### Письменное задание 1
Сколько различных вариантов пролога к Посланию к Евреям дошло до нас, согласно отрывку о прологах к Павловым посланиям?

====== Предоставленный отрывок ======

Наконец, в подтверждение отрицательного свидетельства, de Bruyne указал на то, что, хотя этот характерный язык присутствует во всех семи прологах, в прологах ко 2-му Посланию к Коринфянам, 2-му к Фессалоникийцам, к Евреям и трем пастырским посланиям и к Филимону он или модифицирован, или отсутствует. Поскольку Маркион отвергал Пастырские послания (а Послание к Филимону — частное письмо, не имеющее вероучительного содержания), эту разницу можно объяснить предположением, что прологи были добавлены позднее, к полному корпусу Павловых посланий, который теперь включал и их. Более того, после того как набор Павловых посланий к семи церквам (в котором один пролог предварял 1-е и 2-е Послания к Коринфянам и еще и 1-е и 2-е Послания к Фессалоникийцам) расширился до 13 (14) посланий, очевидно, возникла необходимость в дополнительных прологах. Последним из них (вероятно, не ранее 350 — 380 гг. по Р.Х.) был пролог к Посланию к Евреям, слог которого заметно отличается от других рукописей; до нас дошло по крайней мере шесть различных вариантов.

Сразу после публикации исследований де Брюйна его теорию приняли такие ученые, как Дж. Харрис, Адольф Гарнак, Ф. Беркитт (j. R. Harris226, A. Harnack227, F. С. Burkitt228). Появились новые свидетельства в пользу того, что ранний свод прологов первоначально записан по-гречески. Не зная о статье де Брюйна, Петер Корссен (P. Corssen)229 независимо от него пришел к аналогичному выводу, а еще раньше Шефер230 вновь подтвердил и усилил эту теорию. В результате этих исследований маркионитское происхождение прологов стало общим мнением, так они идентифицированы в большом издании Вульгаты Уордсворта и Уайта (Wordsworth and White).

С другой стороны, взгляды де Брюйна встретили возражения у Мундле231, Лагранжа232, Фреде233 и недавно у Даля234. Последний приводит вкратце главные аргументы каждой стороны, а затем предлагает иную интерпретацию:

Наиболее очевидный аргумент в пользу маркионитского происхождения происходит из порядка Павловых посланий церквам, предполагаемый прологами. Равным образом очевидно, что их представленность в церковных библейских рукописях препятствует этой гипотезе. Почти все исследователи не обратили существенного внимания на возможность того, что прологи предполагают издание, очень напоминающее Апостол Маркиона, если не совпадающее с ним235.

Несмотря на то что сила и слабость аргументов в споре обращает на себя внимание, они (прологи) заслуживают изучения. В течение веков они были неотъемлемой частью латинского Нового Завета и сохранились в простонародных версиях Библии предреформационной эпохи. Как сопутствующее обстоятельство процесса канонизации Нового Завета, они помогают понять конфликт в раннем христианстве между Павлом и лжеапостолами. Короче говоря, они относятся к раннему периоду формирования второй половины Нового Завета.

====== Перечень строк ======

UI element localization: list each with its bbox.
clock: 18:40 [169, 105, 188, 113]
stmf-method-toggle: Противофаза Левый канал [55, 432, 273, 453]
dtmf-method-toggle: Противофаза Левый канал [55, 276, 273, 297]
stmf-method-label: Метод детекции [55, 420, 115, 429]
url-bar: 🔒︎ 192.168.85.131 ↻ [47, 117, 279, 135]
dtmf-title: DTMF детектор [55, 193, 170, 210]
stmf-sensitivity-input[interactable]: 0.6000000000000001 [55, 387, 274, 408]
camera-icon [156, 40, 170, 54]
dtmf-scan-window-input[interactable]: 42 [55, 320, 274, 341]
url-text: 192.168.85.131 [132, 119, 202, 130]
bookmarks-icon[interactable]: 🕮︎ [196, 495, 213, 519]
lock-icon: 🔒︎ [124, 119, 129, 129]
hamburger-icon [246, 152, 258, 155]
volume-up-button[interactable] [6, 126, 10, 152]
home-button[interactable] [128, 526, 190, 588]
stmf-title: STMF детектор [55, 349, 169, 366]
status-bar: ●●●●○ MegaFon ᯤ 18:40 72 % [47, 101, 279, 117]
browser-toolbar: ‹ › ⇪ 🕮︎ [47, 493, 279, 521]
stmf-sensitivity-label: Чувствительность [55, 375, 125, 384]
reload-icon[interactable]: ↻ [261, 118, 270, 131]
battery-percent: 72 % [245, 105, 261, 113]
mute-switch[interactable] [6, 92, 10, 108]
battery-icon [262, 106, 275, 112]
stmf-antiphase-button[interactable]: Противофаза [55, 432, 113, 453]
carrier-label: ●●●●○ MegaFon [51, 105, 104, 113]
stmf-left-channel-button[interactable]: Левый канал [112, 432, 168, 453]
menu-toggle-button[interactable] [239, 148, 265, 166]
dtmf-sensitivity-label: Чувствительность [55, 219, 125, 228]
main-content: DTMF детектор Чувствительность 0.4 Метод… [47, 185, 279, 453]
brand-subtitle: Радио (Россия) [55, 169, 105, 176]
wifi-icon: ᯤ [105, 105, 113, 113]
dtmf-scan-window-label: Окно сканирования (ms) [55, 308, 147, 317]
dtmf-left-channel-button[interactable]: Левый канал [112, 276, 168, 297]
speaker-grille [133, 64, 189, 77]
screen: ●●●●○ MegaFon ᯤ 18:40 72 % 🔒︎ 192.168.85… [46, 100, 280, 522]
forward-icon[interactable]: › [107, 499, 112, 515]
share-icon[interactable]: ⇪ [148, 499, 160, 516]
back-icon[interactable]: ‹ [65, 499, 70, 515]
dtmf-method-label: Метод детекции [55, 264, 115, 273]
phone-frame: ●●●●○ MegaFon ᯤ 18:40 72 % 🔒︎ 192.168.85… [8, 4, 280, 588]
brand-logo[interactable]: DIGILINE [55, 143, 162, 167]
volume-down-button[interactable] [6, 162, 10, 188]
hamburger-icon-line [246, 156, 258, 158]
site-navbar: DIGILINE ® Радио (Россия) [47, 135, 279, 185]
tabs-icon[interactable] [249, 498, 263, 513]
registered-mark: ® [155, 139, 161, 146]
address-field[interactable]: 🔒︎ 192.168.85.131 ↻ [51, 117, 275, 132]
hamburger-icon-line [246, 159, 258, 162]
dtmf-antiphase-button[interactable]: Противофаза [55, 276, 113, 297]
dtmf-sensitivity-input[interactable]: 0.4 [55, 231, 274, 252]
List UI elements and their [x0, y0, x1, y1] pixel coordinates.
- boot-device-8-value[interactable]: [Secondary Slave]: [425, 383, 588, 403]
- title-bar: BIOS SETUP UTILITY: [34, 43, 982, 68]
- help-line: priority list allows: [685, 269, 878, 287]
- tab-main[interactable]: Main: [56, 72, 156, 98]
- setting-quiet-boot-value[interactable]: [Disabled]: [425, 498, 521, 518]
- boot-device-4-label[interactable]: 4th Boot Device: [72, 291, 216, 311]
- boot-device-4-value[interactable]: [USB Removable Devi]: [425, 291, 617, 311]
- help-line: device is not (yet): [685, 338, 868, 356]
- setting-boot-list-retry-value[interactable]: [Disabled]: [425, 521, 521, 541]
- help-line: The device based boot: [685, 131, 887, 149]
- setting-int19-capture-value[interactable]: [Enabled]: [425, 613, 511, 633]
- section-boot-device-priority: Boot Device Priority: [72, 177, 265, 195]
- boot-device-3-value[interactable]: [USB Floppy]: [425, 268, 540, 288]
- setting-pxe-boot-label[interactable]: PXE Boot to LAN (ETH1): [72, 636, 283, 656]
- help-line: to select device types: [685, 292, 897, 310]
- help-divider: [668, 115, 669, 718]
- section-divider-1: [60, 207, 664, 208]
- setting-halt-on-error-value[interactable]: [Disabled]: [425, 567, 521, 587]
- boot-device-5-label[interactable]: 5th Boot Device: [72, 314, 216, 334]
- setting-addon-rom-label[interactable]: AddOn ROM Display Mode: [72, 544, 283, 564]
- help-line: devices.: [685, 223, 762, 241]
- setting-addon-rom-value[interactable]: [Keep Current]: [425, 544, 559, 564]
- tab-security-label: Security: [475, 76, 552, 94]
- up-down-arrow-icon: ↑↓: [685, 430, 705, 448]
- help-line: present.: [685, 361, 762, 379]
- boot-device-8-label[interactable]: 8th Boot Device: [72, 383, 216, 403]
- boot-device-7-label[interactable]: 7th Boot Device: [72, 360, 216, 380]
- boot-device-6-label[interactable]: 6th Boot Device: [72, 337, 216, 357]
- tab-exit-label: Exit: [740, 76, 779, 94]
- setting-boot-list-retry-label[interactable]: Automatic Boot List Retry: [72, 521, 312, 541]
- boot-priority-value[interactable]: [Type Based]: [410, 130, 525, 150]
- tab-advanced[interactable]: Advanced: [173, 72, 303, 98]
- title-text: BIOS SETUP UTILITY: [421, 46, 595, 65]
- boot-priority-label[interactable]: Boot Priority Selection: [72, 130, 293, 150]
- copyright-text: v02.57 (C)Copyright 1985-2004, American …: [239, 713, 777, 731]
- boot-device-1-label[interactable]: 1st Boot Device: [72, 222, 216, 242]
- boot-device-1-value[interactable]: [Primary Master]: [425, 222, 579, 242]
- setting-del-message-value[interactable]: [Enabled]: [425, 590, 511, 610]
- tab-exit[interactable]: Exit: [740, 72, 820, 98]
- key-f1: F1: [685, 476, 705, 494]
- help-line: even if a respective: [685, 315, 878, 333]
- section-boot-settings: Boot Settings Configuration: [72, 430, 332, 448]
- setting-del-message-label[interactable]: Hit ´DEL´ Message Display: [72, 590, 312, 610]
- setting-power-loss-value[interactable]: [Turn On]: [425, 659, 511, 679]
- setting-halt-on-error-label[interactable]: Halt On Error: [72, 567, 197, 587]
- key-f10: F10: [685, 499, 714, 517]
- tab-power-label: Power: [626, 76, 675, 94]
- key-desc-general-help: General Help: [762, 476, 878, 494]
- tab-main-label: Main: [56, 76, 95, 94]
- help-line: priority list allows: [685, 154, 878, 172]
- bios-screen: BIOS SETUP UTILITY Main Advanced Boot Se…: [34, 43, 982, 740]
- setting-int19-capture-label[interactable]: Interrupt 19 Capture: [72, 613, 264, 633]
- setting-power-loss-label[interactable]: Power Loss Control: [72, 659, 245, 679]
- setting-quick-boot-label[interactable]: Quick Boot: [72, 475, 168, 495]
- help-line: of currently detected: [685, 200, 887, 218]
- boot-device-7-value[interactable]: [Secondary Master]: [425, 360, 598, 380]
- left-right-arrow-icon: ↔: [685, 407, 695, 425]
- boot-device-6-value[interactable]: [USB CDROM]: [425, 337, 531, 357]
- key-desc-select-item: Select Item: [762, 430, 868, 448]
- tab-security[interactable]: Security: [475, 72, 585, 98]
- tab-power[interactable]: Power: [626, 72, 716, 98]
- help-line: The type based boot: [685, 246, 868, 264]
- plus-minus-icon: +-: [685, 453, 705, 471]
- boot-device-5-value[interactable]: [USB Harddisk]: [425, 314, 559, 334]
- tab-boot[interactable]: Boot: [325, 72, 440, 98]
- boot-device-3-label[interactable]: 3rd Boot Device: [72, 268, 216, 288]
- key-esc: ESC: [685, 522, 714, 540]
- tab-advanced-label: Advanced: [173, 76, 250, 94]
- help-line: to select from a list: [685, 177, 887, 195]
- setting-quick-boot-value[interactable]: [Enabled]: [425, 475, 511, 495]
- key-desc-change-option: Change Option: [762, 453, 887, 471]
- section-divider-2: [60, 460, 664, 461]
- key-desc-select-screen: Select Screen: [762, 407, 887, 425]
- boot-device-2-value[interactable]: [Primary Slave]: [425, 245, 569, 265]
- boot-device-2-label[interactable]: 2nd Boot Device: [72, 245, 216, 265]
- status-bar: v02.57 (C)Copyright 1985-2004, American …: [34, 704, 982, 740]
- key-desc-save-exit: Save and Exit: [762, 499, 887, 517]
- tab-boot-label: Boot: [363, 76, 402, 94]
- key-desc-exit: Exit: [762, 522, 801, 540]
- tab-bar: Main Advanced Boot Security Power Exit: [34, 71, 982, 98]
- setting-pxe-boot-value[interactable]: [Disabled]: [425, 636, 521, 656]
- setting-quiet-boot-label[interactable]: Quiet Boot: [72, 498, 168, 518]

======

### Письменное задание 2
Повторите дословно строки перечня: начните с самой первой его строки и остановитесь после строки, содержащей «dtmf-title: DTMF детектор [55, 193, 170, 210]», включив обе.

### Письменный ответ 1
По крайней мере шесть.

### Письменный ответ 2
UI element localization: list each with its bbox.
clock: 18:40 [169, 105, 188, 113]
stmf-method-toggle: Противофаза Левый канал [55, 432, 273, 453]
dtmf-method-toggle: Противофаза Левый канал [55, 276, 273, 297]
stmf-method-label: Метод детекции [55, 420, 115, 429]
url-bar: 🔒︎ 192.168.85.131 ↻ [47, 117, 279, 135]
dtmf-title: DTMF детектор [55, 193, 170, 210]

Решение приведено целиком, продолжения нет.